What you will do: Check each line of the records below and collect those that include the word "Einwohner".

Listed entries:
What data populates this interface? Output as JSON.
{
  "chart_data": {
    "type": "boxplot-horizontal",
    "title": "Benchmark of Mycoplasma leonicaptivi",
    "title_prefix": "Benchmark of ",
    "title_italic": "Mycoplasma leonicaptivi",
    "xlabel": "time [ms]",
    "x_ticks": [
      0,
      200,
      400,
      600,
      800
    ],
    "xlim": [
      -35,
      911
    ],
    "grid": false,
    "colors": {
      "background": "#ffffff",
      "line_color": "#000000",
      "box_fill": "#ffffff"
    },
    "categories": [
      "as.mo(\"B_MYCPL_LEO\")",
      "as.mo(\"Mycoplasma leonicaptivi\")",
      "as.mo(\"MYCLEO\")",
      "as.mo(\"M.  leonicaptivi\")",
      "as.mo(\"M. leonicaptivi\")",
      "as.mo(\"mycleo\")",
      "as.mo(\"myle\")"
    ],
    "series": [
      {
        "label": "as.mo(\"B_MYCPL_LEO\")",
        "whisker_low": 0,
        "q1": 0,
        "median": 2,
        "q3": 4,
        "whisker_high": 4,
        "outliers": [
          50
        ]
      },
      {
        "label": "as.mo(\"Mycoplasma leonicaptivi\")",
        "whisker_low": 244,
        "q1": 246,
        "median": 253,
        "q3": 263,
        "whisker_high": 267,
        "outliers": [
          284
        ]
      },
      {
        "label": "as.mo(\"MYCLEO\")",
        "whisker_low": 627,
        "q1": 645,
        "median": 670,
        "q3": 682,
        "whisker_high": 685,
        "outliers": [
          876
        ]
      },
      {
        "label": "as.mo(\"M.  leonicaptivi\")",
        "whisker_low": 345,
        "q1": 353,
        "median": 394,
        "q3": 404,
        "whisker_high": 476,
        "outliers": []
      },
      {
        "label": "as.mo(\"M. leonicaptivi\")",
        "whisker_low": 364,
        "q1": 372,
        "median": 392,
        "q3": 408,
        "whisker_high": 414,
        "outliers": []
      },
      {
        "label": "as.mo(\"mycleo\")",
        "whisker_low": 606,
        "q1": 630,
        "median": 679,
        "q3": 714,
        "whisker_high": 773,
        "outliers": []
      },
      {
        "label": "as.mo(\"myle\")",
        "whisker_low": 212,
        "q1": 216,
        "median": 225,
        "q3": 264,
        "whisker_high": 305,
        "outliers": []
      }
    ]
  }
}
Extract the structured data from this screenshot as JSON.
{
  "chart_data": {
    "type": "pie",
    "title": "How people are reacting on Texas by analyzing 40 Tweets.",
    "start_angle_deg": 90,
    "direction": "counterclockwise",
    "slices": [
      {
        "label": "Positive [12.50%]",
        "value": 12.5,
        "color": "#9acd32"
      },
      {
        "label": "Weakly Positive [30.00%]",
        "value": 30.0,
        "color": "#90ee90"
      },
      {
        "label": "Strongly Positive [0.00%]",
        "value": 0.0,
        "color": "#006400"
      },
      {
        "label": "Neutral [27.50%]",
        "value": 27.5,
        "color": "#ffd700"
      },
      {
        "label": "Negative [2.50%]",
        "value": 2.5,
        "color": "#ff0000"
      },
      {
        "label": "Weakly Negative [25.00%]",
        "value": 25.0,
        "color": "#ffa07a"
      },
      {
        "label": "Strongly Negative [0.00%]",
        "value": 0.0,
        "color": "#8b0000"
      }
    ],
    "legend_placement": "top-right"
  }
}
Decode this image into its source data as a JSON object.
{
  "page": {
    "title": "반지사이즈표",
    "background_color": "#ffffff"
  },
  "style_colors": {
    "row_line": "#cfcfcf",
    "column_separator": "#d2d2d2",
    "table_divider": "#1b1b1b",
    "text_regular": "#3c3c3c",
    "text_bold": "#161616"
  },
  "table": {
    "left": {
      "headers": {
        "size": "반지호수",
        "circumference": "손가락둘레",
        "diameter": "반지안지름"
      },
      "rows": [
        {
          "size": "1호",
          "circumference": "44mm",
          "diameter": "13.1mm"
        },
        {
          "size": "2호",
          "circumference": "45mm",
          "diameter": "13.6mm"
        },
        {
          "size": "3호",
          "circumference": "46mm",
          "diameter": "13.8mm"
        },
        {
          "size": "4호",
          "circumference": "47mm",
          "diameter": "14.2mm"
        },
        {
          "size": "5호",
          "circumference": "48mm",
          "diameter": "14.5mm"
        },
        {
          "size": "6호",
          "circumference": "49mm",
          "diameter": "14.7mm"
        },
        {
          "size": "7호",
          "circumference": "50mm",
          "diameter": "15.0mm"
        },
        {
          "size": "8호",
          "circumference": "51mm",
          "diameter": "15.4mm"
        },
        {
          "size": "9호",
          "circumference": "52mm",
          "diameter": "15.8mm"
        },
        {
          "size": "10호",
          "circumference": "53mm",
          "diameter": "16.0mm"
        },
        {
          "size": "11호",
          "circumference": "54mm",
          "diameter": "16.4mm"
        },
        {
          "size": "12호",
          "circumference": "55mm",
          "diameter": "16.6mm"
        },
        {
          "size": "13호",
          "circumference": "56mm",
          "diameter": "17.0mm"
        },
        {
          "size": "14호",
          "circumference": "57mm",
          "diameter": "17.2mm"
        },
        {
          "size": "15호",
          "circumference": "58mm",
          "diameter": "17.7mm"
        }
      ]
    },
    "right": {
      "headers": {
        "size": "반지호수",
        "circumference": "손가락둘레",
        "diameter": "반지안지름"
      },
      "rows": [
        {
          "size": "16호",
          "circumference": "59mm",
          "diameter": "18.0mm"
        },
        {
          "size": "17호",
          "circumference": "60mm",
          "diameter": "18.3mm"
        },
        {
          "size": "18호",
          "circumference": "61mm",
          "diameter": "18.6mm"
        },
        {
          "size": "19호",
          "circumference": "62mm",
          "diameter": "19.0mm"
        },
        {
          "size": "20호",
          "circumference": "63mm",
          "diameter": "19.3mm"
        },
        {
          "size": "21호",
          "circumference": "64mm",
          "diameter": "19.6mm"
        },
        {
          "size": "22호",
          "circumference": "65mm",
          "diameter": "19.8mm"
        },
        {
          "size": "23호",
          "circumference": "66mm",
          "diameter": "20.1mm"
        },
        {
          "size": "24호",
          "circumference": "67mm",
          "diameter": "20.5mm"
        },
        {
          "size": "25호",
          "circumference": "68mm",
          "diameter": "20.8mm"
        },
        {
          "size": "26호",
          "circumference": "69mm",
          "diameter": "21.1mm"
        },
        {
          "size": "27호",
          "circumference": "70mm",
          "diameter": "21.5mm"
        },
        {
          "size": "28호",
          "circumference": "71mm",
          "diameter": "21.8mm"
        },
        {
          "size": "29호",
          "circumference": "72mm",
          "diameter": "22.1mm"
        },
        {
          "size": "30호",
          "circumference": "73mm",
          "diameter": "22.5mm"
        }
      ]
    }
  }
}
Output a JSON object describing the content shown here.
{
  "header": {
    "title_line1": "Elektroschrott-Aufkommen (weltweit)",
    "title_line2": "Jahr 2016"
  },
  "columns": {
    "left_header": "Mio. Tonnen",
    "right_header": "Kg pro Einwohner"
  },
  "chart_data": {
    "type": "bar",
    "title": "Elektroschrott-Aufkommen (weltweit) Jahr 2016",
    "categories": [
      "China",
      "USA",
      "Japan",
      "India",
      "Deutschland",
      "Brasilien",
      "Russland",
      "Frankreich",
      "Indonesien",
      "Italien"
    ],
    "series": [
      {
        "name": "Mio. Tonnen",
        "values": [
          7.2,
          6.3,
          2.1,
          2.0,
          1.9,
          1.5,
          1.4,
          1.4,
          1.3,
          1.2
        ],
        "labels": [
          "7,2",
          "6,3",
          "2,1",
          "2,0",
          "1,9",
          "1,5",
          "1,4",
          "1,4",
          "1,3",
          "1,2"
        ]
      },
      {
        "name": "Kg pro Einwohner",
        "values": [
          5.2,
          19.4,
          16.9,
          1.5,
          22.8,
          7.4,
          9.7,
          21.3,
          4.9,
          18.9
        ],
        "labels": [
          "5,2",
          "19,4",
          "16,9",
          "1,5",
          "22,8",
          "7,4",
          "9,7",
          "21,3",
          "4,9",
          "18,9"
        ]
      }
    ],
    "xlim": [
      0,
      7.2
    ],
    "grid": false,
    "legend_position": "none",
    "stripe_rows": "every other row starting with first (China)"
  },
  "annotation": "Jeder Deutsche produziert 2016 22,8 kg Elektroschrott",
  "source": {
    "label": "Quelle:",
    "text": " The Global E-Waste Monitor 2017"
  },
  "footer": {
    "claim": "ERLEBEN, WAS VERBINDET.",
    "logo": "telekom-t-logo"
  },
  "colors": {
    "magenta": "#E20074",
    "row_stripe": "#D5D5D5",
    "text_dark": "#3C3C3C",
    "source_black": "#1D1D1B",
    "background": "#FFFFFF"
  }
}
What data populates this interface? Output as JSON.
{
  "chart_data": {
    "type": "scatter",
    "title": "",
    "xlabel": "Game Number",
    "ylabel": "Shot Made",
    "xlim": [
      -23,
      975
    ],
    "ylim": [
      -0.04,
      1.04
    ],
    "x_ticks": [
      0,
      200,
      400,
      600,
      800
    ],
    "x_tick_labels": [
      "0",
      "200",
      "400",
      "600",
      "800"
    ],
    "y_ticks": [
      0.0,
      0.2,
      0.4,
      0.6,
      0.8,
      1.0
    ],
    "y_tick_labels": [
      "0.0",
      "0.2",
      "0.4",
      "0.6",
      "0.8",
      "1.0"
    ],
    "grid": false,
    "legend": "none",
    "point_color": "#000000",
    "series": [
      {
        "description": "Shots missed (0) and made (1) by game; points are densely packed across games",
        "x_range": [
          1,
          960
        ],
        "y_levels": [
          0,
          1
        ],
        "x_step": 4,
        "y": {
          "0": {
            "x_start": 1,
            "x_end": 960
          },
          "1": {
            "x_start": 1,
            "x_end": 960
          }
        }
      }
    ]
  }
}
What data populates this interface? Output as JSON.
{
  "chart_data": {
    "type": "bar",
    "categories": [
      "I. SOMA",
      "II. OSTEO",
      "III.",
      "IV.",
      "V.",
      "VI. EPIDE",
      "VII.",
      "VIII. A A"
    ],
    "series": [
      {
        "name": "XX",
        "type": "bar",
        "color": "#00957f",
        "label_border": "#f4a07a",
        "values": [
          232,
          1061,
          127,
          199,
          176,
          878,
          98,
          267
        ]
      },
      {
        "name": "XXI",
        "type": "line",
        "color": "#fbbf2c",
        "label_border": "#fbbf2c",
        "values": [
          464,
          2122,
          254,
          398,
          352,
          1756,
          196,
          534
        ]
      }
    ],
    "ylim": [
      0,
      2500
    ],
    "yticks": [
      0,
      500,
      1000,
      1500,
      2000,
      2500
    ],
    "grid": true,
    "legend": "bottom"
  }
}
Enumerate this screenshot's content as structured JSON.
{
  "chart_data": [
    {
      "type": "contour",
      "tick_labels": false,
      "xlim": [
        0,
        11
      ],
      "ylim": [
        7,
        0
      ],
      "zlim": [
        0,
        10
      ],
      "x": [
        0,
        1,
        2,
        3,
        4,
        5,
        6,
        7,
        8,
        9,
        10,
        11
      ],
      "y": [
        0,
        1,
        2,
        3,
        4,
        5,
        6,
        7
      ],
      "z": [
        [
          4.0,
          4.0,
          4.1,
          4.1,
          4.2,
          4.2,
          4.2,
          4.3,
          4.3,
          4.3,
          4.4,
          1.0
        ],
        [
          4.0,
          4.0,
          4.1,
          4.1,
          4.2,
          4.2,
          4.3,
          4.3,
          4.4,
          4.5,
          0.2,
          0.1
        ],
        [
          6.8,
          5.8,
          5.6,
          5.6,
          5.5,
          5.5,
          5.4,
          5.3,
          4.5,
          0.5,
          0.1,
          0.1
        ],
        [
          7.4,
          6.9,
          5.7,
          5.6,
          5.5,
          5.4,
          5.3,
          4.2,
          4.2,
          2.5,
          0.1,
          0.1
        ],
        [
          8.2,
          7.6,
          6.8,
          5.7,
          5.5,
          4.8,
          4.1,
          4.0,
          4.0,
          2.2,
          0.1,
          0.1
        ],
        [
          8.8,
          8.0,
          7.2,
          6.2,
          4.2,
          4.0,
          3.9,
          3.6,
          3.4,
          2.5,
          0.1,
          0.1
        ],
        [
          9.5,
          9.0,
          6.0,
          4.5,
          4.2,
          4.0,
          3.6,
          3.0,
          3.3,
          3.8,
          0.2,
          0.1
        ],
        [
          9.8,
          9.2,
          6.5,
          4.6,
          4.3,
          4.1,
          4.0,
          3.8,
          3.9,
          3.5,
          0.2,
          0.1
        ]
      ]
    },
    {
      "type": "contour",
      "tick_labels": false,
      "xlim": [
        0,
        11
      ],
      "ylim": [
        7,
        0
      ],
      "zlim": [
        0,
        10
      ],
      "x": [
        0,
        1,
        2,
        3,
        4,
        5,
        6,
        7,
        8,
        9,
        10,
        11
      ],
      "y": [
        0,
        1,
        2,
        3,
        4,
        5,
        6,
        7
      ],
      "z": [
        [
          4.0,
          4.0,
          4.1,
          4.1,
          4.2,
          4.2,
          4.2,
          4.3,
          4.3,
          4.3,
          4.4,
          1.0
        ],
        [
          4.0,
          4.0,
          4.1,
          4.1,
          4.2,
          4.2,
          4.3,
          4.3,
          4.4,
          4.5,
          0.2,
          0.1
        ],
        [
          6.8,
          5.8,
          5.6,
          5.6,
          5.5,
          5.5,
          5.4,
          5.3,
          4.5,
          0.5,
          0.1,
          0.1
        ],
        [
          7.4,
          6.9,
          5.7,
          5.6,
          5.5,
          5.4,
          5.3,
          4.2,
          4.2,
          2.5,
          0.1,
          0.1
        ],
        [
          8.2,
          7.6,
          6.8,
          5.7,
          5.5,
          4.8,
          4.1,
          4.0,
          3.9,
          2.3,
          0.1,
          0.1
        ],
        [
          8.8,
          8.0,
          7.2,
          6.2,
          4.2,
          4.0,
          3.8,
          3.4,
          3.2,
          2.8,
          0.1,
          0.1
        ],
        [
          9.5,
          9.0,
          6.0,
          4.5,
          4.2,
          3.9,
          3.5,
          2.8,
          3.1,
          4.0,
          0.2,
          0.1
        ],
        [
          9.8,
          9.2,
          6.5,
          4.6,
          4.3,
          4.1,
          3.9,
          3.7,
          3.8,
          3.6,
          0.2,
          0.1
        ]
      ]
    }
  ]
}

The reply:
    "right_header": "Kg pro Einwohner"
        "name": "Kg pro Einwohner",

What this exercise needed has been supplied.